WHAT YOU SHOULD DO
Look through the data below. Collect every line where the word "gear" occurs.

MATERIAL FOR THIS EXERCISE
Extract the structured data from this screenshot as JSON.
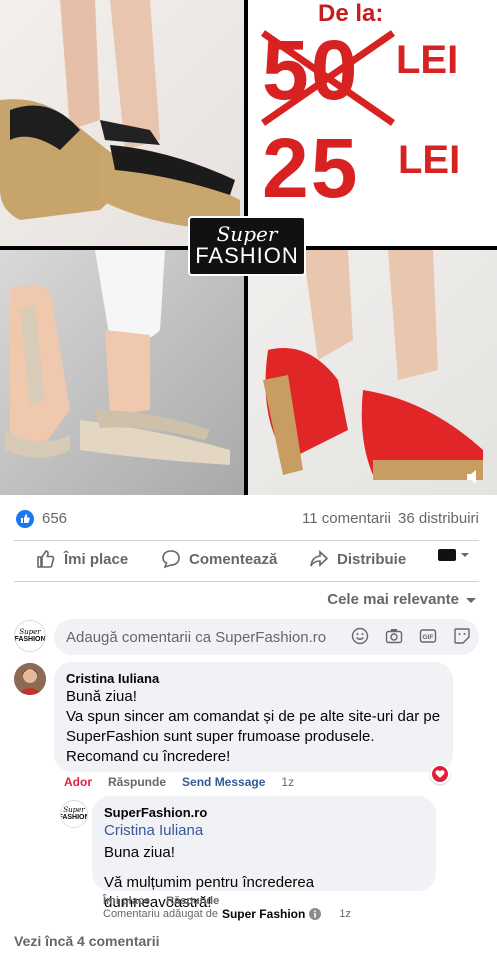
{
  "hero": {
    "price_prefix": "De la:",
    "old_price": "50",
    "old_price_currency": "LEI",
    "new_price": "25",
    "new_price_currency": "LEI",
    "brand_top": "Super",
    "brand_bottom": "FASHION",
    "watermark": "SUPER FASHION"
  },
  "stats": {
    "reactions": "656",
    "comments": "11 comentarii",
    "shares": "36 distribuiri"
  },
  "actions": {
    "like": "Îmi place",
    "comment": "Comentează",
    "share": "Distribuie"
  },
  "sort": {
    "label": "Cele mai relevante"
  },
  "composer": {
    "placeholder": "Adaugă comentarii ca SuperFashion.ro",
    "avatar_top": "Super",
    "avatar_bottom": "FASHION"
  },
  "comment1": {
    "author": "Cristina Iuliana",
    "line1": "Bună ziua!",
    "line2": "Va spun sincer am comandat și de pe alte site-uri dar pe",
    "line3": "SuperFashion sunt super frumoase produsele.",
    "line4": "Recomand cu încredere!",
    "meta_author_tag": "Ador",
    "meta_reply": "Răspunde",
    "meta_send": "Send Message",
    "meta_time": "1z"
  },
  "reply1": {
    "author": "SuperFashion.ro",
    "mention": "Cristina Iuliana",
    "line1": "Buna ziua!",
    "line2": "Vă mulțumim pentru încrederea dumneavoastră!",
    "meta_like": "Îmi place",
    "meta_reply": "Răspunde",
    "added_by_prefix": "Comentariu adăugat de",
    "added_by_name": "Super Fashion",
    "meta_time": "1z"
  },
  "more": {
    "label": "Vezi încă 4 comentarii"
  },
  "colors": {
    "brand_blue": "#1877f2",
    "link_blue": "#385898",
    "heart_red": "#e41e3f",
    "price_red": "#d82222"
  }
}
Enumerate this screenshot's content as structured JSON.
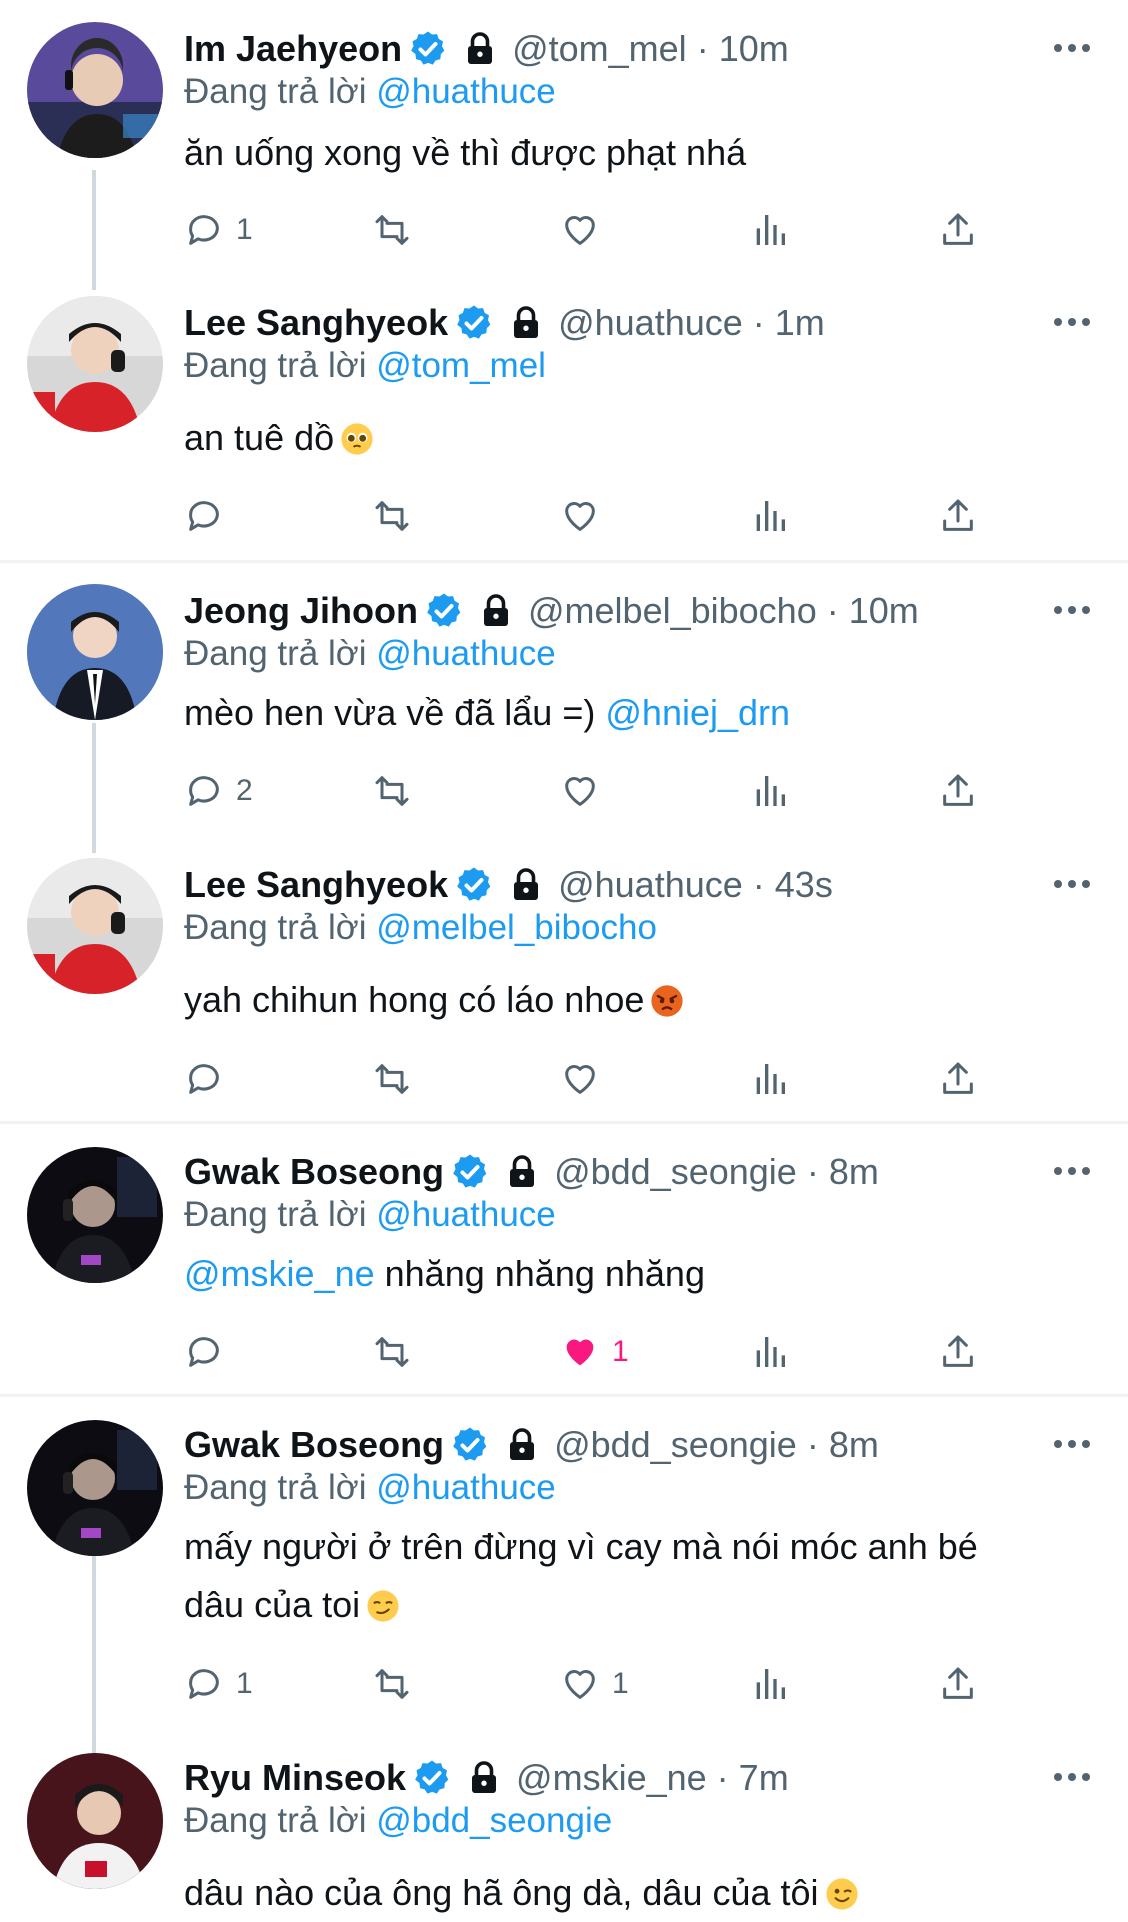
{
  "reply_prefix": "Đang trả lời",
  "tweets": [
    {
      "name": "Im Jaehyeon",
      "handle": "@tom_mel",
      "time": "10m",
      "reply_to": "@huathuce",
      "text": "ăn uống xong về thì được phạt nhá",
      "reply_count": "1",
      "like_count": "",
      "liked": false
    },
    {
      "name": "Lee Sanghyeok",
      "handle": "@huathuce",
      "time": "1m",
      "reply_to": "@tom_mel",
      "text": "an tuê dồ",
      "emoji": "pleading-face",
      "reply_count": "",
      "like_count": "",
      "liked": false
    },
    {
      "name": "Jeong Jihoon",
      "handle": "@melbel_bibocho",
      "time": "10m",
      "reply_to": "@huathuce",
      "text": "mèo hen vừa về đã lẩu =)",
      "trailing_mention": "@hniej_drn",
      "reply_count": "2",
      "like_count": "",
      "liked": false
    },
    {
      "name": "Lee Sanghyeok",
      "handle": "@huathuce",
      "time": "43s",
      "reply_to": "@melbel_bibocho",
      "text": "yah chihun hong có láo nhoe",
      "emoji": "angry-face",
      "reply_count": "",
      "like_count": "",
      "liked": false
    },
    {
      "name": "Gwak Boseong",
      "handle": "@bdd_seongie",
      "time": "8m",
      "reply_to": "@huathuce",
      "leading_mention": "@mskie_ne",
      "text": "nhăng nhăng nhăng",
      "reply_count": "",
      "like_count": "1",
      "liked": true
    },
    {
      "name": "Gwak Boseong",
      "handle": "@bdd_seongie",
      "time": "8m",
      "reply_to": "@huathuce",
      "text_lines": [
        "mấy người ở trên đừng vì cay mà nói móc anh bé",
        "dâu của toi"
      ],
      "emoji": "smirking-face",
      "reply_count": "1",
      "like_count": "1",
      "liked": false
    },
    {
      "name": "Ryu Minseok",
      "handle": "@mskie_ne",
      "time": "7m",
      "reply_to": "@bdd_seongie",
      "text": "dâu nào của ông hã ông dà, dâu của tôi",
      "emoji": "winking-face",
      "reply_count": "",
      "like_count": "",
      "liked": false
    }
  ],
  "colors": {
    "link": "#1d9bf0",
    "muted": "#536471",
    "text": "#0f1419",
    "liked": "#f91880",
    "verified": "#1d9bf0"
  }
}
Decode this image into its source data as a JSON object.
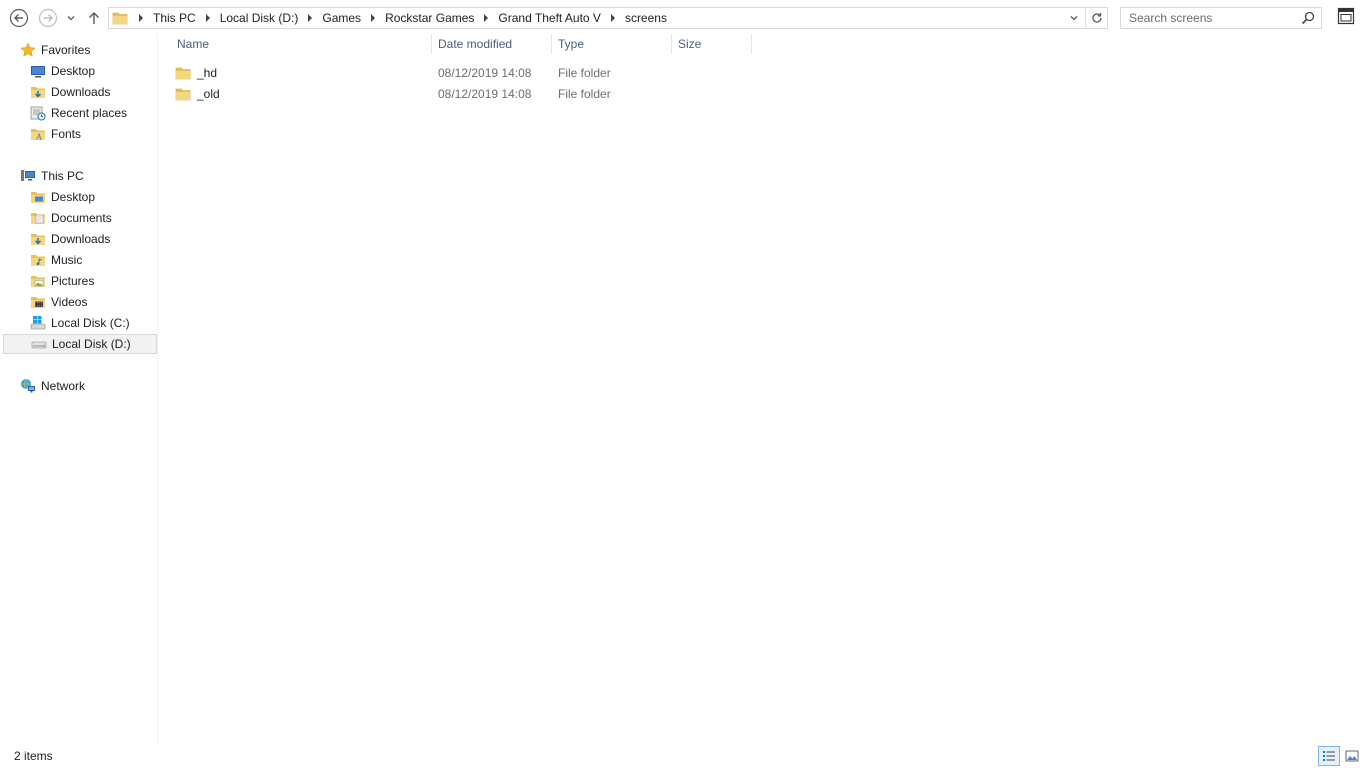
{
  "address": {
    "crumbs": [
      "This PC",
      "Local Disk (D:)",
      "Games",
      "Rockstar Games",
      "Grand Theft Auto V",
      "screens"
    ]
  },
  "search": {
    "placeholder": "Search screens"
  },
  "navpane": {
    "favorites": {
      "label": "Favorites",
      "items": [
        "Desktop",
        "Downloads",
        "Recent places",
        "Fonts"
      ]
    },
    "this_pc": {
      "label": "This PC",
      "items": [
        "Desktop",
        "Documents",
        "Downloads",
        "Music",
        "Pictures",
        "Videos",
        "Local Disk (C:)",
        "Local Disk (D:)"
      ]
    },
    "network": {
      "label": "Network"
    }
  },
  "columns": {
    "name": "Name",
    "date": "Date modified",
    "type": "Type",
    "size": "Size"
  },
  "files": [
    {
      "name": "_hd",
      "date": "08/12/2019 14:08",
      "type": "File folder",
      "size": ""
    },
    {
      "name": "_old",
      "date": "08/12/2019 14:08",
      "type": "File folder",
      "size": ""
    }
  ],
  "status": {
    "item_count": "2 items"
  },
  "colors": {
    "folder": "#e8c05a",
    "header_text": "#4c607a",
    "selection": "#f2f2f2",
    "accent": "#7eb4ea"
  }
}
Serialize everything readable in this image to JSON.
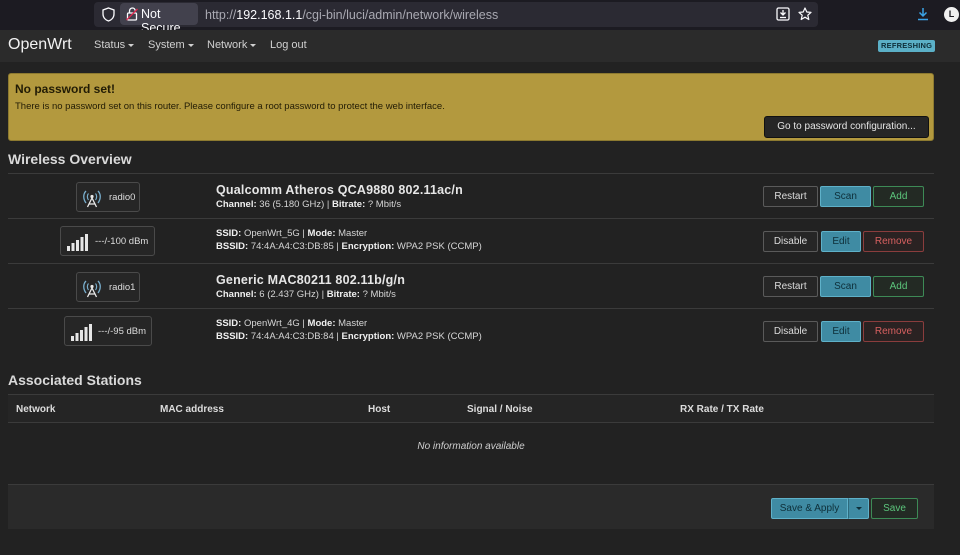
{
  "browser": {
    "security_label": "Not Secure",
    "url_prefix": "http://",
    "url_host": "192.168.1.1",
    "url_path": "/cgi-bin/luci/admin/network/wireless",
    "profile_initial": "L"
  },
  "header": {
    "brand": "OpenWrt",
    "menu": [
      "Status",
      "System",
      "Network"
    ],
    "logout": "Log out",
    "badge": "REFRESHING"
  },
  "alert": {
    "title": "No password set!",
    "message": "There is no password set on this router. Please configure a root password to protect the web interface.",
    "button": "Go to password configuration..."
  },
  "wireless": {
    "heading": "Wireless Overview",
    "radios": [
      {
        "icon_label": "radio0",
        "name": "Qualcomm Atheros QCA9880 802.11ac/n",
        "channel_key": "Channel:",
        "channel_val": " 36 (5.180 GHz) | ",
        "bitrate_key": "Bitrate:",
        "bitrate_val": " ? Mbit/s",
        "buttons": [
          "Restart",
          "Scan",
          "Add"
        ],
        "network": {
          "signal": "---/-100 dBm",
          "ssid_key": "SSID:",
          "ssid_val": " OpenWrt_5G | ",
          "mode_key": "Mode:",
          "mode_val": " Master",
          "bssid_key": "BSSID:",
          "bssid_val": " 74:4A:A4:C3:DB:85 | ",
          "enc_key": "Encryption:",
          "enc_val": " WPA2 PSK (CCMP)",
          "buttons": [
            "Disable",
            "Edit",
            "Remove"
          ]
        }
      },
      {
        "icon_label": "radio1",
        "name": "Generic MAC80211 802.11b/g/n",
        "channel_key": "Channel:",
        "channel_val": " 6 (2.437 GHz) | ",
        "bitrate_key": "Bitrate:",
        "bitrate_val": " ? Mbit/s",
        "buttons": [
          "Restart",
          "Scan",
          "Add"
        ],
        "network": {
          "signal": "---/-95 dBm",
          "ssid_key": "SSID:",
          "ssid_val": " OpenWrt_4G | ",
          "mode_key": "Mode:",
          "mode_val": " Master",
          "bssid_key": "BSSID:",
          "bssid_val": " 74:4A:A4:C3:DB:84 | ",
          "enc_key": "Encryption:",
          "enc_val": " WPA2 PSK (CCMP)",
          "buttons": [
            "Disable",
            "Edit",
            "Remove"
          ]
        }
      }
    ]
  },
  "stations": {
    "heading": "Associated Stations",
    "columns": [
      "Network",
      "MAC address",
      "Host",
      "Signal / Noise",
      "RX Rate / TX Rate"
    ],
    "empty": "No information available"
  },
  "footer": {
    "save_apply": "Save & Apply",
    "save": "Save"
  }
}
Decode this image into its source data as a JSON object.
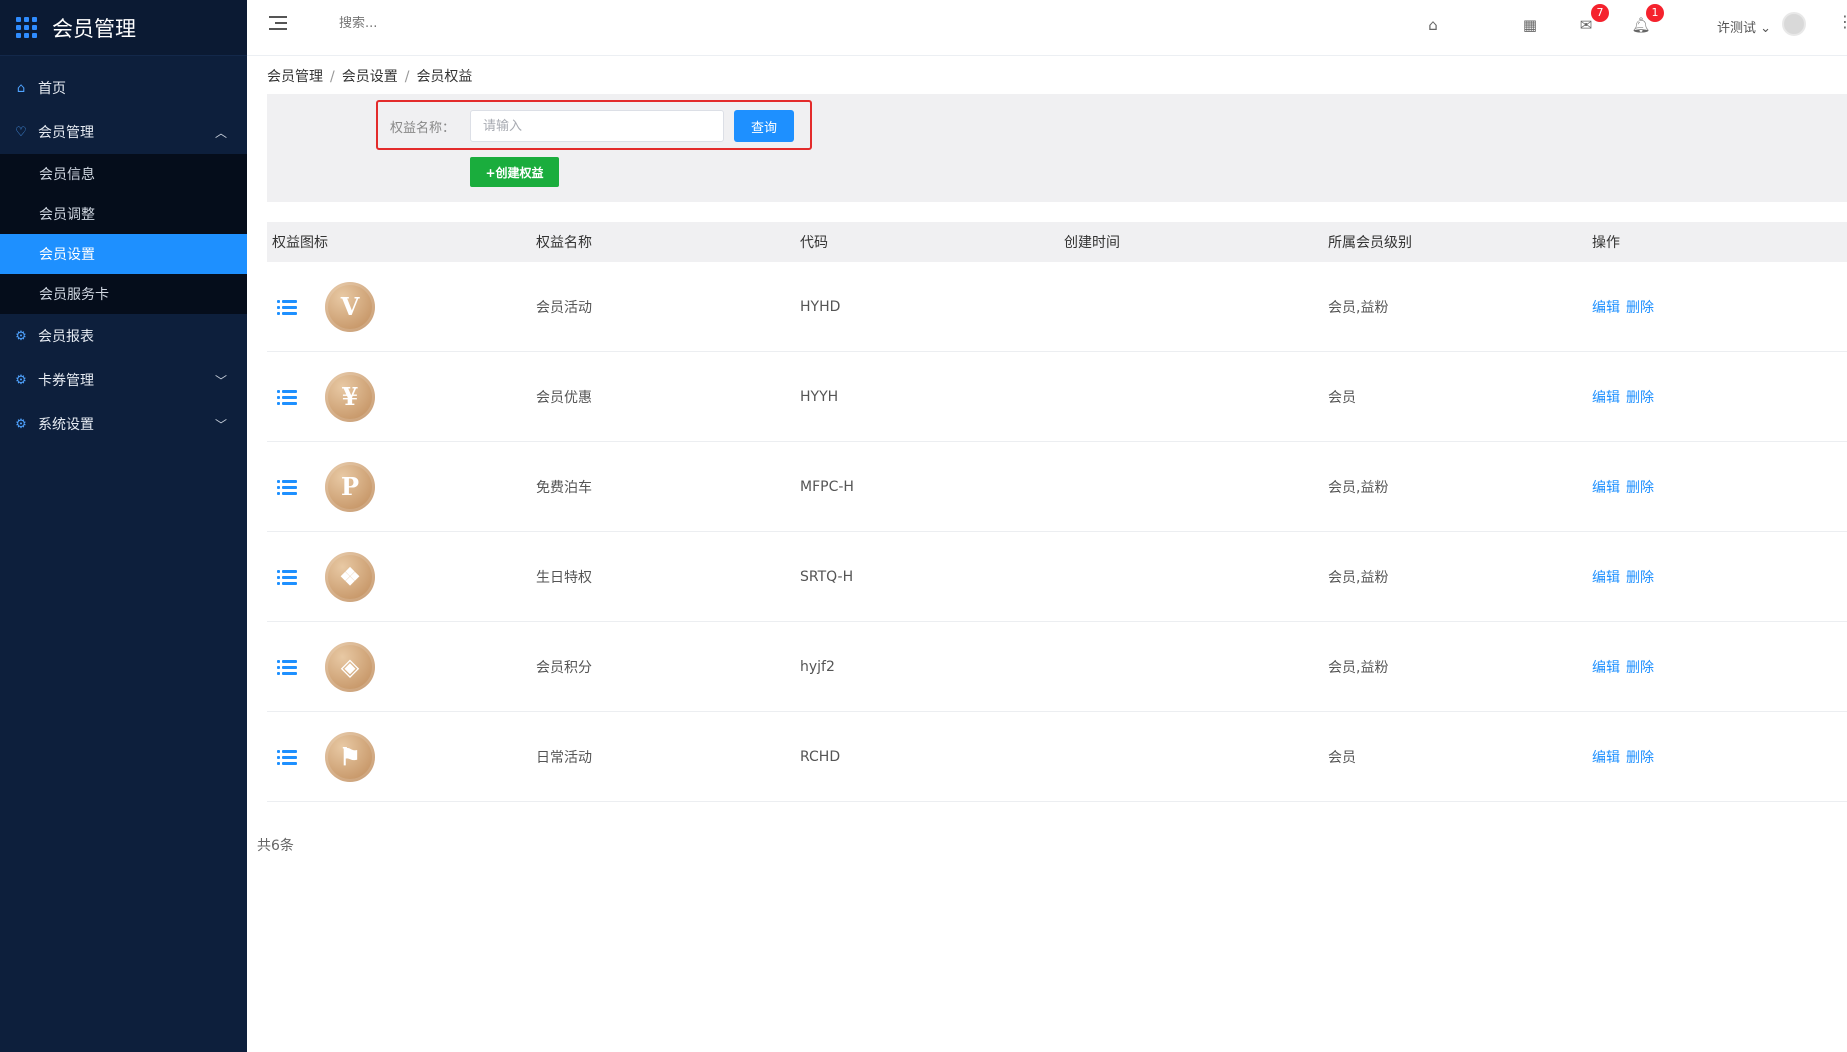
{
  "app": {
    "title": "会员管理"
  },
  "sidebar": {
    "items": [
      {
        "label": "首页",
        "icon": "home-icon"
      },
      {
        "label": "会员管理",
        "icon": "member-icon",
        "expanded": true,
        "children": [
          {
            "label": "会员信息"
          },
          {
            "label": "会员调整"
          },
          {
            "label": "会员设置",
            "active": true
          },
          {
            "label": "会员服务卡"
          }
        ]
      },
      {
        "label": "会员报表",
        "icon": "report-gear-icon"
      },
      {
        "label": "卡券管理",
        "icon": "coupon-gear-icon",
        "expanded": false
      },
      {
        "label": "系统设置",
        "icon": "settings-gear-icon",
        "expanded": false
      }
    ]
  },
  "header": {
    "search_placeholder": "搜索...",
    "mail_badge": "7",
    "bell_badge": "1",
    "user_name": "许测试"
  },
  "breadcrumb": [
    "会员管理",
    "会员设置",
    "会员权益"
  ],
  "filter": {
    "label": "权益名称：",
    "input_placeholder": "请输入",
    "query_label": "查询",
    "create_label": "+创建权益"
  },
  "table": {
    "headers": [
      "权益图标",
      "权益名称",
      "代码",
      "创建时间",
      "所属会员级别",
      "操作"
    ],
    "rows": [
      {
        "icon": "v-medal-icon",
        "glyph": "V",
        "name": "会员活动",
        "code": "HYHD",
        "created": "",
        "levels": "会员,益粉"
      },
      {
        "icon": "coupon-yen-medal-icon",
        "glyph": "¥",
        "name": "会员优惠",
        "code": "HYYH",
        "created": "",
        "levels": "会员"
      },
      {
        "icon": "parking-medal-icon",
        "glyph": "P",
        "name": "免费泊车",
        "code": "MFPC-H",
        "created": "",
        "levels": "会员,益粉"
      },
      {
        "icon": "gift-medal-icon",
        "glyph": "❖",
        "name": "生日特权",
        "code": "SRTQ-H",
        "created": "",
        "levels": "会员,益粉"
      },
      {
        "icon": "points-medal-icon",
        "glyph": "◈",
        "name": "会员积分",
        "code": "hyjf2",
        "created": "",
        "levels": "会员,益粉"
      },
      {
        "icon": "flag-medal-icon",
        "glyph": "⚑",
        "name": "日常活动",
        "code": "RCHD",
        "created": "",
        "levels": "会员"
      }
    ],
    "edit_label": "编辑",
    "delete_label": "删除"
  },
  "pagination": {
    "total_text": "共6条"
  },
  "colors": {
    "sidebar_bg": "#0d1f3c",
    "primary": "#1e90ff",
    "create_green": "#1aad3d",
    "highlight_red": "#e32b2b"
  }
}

FINISHED EXERCISE
        "icon": "report-gear-icon"
        "icon": "coupon-gear-icon",
        "icon": "settings-gear-icon",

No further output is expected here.